→ EXTRACTED TEXT:
Eleven rainbows: Melbourne in Winter 2017

This is a diary of my time in Melbourne, Victoria, Australia, containing musings, thoughts, notes written down in June and July 2017. Edited in August 2017 and February 2018. The number of rainbows is true and something else; everything else is as true as you need it to be. 


Day 1

A bird on a daring flight crashes from the sky, down, down, down, approaching us, this crowd waiting at these traffic lights by the library. Only right before hitting the ground right in front of us, in this very last fraction of a second, it comes to a halt, seems to pause in the air, before it rises back into the sky again. I’m in awe, I almost want to applaud the performance (even though I despise birds). I look around me to find out if anyone else has seen what I just saw there. Only one man and me noticed. His and my eyes meet and lock eye contact for a second. We both nod, knowingly, turn our heads and go our ways.

This is how it begins.

I’m overcaffeinated and underloved and most of my misery stems from distances and men. (This might as well become the title of my autobiography one day.) It’s been six and a half months since my last visit and I’ve been counting. Now, I’m back here to find out what has changed since, but much more interested in what hasn’t.

I’m so tired. Just so, so tired all the time. I stay in bed as long as I can, refusing to open the heavy brown curtains that block the overcast sky from my sight. I spend the mornings, the evenings and late nights working, because time zones are not my friend these days, and everyone I work with is so far away. In between, I face fundamental questions about the work I do, where I do it, and why. A friend talks me through a Visa processes for Australia and I’m tired.

Does Superman take superpower naps?

My dreams are mostly nightmares these days. Meanwhile, I learn that Berlin is having a few summery days, with temperatures around 35°C. Much later, I will learn that this time already came to a close after four days, and this was all of summer that Berlin got that year. And much, much later I will find out that this will be my year without a summer.

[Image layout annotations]
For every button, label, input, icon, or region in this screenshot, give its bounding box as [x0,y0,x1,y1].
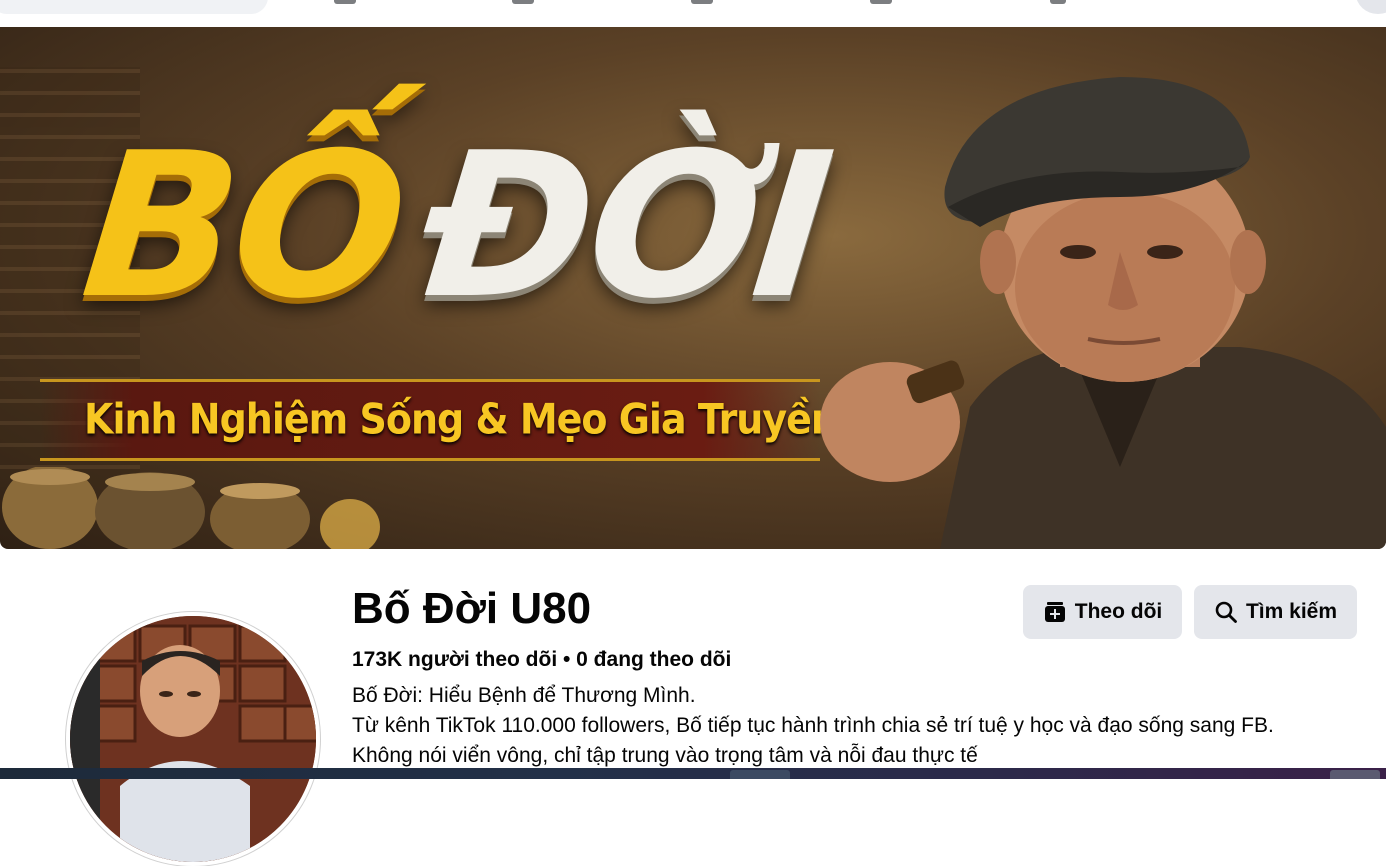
page-search-button[interactable]: Tìm kiếm [1194,585,1357,639]
bio-line-1: Bố Đời: Hiểu Bệnh để Thương Mình. [352,684,696,707]
nav-gaming-icon[interactable] [1050,0,1066,4]
follower-stats[interactable]: 173K người theo dõi • 0 đang theo dõi [352,648,731,672]
nav-groups-icon[interactable] [870,0,892,4]
cover-photo[interactable]: BỐĐỜI Kinh Nghiệm Sống & Mẹo Gia Truyền … [0,27,1386,549]
cover-title: BỐĐỜI [74,110,838,343]
nav-marketplace-icon[interactable] [691,0,713,4]
bio-line-2: Từ kênh TikTok 110.000 followers, Bố tiế… [352,714,1274,737]
avatar-photo [70,616,316,862]
follow-button[interactable]: Theo dõi [1023,585,1182,639]
facebook-search-box[interactable] [0,0,268,14]
account-menu-button[interactable] [1356,0,1386,14]
taskbar-item[interactable] [1330,770,1380,779]
nav-video-icon[interactable] [512,0,534,4]
cover-elderly-man-portrait [820,77,1386,549]
taskbar-item[interactable] [730,770,790,779]
profile-avatar[interactable] [66,612,320,866]
nav-home-icon[interactable] [334,0,356,4]
follow-page-icon [1044,602,1065,622]
page-bio: Bố Đời: Hiểu Bệnh để Thương Mình. Từ kên… [352,681,1274,771]
cover-medicine-jars [2,467,380,549]
cover-title-word-1: BỐ [73,110,413,343]
page-title: Bố Đời U80 [352,584,592,633]
top-navigation-bar [0,0,1386,27]
bio-line-3: Không nói viển vông, chỉ tập trung vào t… [352,744,978,767]
os-taskbar [0,768,1386,779]
search-button-label: Tìm kiếm [1245,600,1338,623]
cover-title-word-2: ĐỜI [412,110,839,343]
follow-button-label: Theo dõi [1074,600,1163,623]
search-icon [1215,601,1237,623]
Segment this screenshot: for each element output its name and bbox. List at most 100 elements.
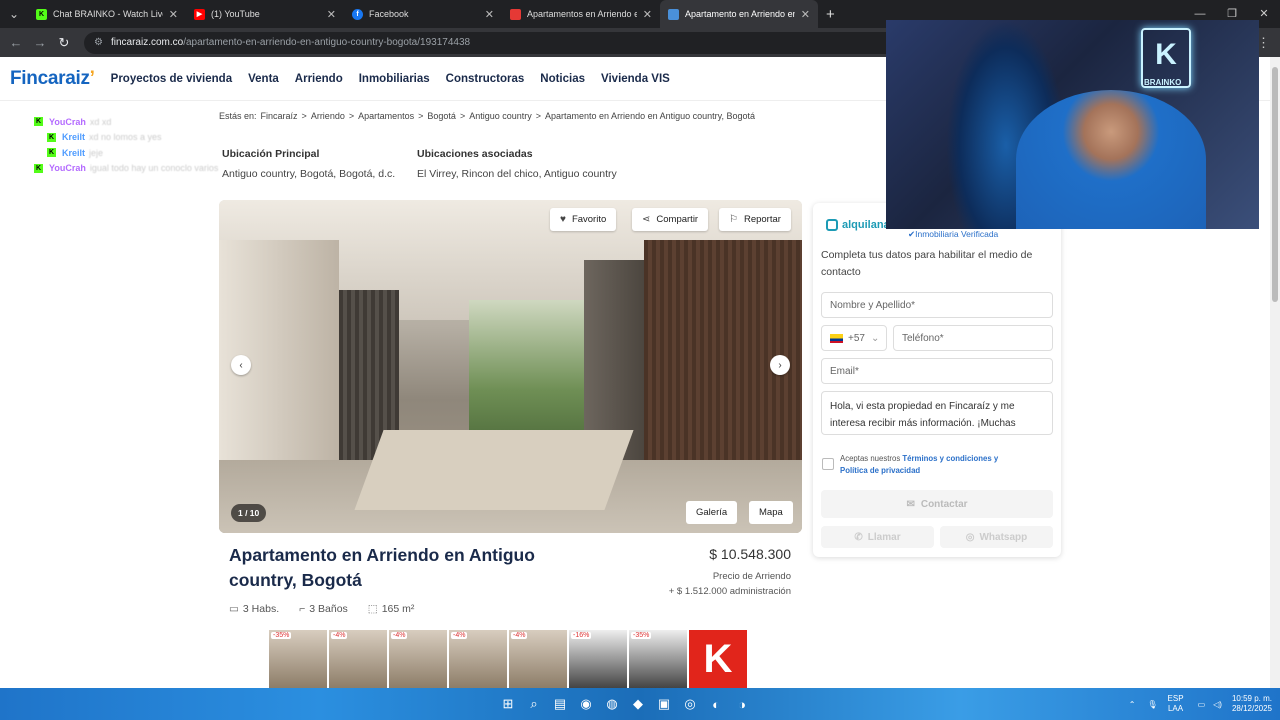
kick-badge-icon: K [47,132,56,142]
photo-counter: 1 / 10 [231,504,267,522]
browser-tab-active[interactable]: Apartamento en Arriendo en B ✕ [660,0,818,28]
map-button[interactable]: Mapa [749,501,793,524]
whatsapp-icon[interactable]: ◎ [677,696,703,712]
breadcrumb-current: Apartamento en Arriendo en Antiguo count… [545,111,755,121]
page-icon [668,8,679,20]
chrome-icon[interactable]: ◉ [573,696,599,712]
chat-message: K Kreilt xd no lomos a yes [34,130,218,146]
bed-icon: ▭ [229,603,239,615]
browser-tab[interactable]: K Chat BRAINKO - Watch Live on ✕ [28,0,186,28]
start-icon[interactable]: ⊞ [495,696,521,712]
associated-locations-value[interactable]: El Virrey, Rincon del chico, Antiguo cou… [417,168,617,180]
name-field[interactable]: Nombre y Apellido* [821,292,1053,318]
app-icon[interactable]: ◆ [625,696,651,712]
close-tab-icon[interactable]: ✕ [327,8,336,21]
listing-title: Apartamento en Arriendo en Antiguo count… [229,545,535,590]
back-icon[interactable]: ← [4,35,28,50]
ad-item[interactable]: -16% [569,630,627,688]
scrollbar-thumb[interactable] [1272,67,1278,302]
agency-logo: alquilana [826,219,890,231]
browser-tab[interactable]: ▶ (1) YouTube ✕ [186,0,344,28]
close-tab-icon[interactable]: ✕ [643,8,652,21]
photo-gallery[interactable]: ♥ Favorito ⋖ Compartir ⚐ Reportar ‹ › 1 / 1… [219,200,802,533]
browser-tab[interactable]: Apartamentos en Arriendo en ✕ [502,0,660,28]
kick-badge-icon: K [47,148,56,158]
windows-taskbar: ⊞ ⌕ ▤ ◉ ◍ ◆ ▣ ◎ ◐ ◑ ⌃ 🎙 ESP LAA ▭ ◁) 10:5… [0,688,1280,720]
ad-item[interactable]: -4% [509,630,567,688]
nav-noticias[interactable]: Noticias [540,73,585,85]
privacy-link[interactable]: Política de privacidad [840,466,920,475]
nav-proyectos[interactable]: Proyectos de vivienda [111,73,232,85]
page-scrollbar[interactable] [1270,57,1280,688]
network-icon[interactable]: ▭ [1198,700,1206,709]
streamer [1016,90,1206,229]
message-textarea[interactable]: Hola, vi esta propiedad en Fincaraíz y m… [821,391,1053,435]
app-icon[interactable]: ▣ [651,696,677,712]
share-button[interactable]: ⋖ Compartir [632,208,709,231]
nav-constructoras[interactable]: Constructoras [446,73,525,85]
email-field[interactable]: Email* [821,358,1053,384]
clock[interactable]: 10:59 p. m. 28/12/2025 [1232,694,1272,715]
phone-field[interactable]: Teléfono* [893,325,1053,351]
nav-venta[interactable]: Venta [248,73,279,85]
ad-brand-logo[interactable]: K [689,630,747,688]
language-indicator[interactable]: ESP LAA [1168,694,1184,715]
file-explorer-icon[interactable]: ▤ [547,696,573,712]
ad-item[interactable]: -4% [449,630,507,688]
ad-banner[interactable]: -35% -4% -4% -4% -4% -16% -35% K [269,630,749,688]
breadcrumb-item[interactable]: Arriendo [311,111,345,121]
fincaraiz-logo[interactable]: Fincaraiz’ [10,68,95,90]
forward-icon[interactable]: → [28,35,52,50]
discord-icon[interactable]: ◐ [703,697,729,712]
whatsapp-button[interactable]: ◎ Whatsapp [940,526,1053,548]
ad-item[interactable]: -4% [329,630,387,688]
call-button[interactable]: ✆ Llamar [821,526,934,548]
favorite-button[interactable]: ♥ Favorito [550,208,617,231]
country-code-select[interactable]: +57 ⌄ [821,325,887,351]
terms-link[interactable]: Términos y condiciones [902,454,991,463]
obs-icon[interactable]: ◑ [729,697,755,712]
report-button[interactable]: ⚐ Reportar [719,208,791,231]
close-tab-icon[interactable]: ✕ [169,8,178,21]
nav-inmobiliarias[interactable]: Inmobiliarias [359,73,430,85]
tab-search-icon[interactable]: ⌄ [0,0,28,28]
nav-arriendo[interactable]: Arriendo [295,73,343,85]
breadcrumb-item[interactable]: Fincaraíz [261,111,298,121]
breadcrumb-item[interactable]: Antiguo country [469,111,532,121]
breadcrumb-item[interactable]: Bogotá [427,111,456,121]
breadcrumb-item[interactable]: Apartamentos [358,111,414,121]
gallery-button[interactable]: Galería [686,501,738,524]
chevron-left-icon: ‹ [239,359,243,371]
browser-tab[interactable]: f Facebook ✕ [344,0,502,28]
reload-icon[interactable]: ↻ [52,35,76,51]
chevron-up-icon[interactable]: ⌃ [1129,700,1136,709]
spotify-icon[interactable]: ◍ [599,696,625,712]
ad-item[interactable]: -35% [269,630,327,688]
new-tab-icon[interactable]: + [826,6,835,23]
close-tab-icon[interactable]: ✕ [485,8,494,21]
prev-photo-button[interactable]: ‹ [231,355,251,375]
breadcrumb-prefix: Estás en: [219,111,257,121]
rooms-count: 3 Habs. [242,603,280,615]
tab-title: Chat BRAINKO - Watch Live on [53,9,163,19]
volume-icon[interactable]: ◁) [1213,700,1222,709]
site-info-icon[interactable]: ⚙ [94,37,103,48]
ad-item[interactable]: -35% [629,630,687,688]
mic-icon[interactable]: 🎙 [1147,700,1157,709]
ad-item[interactable]: -4% [389,630,447,688]
chat-user: Kreilt [62,147,86,158]
close-tab-icon[interactable]: ✕ [801,8,810,21]
chat-message: K YouCrah xd xd [34,114,218,130]
chat-message: K Kreilt jeje [34,145,218,161]
next-photo-button[interactable]: › [770,355,790,375]
neon-logo-text: BRAINKO [1144,78,1182,87]
tab-title: Apartamento en Arriendo en B [685,9,795,19]
tab-title: Apartamentos en Arriendo en [527,9,637,19]
nav-vivienda-vis[interactable]: Vivienda VIS [601,73,670,85]
facebook-icon: f [352,8,363,20]
terms-checkbox[interactable] [822,458,834,470]
search-icon[interactable]: ⌕ [521,696,547,712]
page-icon [510,8,521,20]
chat-user: YouCrah [49,163,86,174]
contact-button[interactable]: ✉ Contactar [821,490,1053,518]
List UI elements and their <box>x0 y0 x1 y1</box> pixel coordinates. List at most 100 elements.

→ TO-DO LIST:
- 1) In the Melbourne winter diary, how long had it been since the writer's last visit?
- 2) Write the next part of the Melbourne winter diary, picking up after its last sentence.

→ EXERCISE RESPONSES:
- 1) Six and a half months.

- 2)
I’m so tired, and so cold. It’s cold, everywhere and always. When I’m outside, I hear the people here talk about winter like it meant something. Sometimes, when we’re out together, you’d spot dogs in the streets for me; the bouncy dogs look so happy when they’re walking. Walking by myself, I’m too tired to try. As I stroll past the library and cross paths with a seagull (we ignore each other; until today, it’s unclear whether it was polite or passive-aggressive ignorance), I watch a group of 50 blue suits collectively cross the street on the other side. All suits are the same shade of dark blue. It’s so close to #06224f. Right next to me, someone holds a phone to their ear, listening with eyes closed; they open their eyes and look straight ahead saying: “Take everything, nothing matters to me.”

A child smiles at me. I think about what matters and still wait for the traffic lights. Jaywalking is practiced on a regular basis here, even during traffic as heavy as this one right now, so it is very surprising that so many people have gathered here and stayed for so long that it allows for a glimpse into their lives, or this version of their lives that’s right here, waiting as much as I am, or even more.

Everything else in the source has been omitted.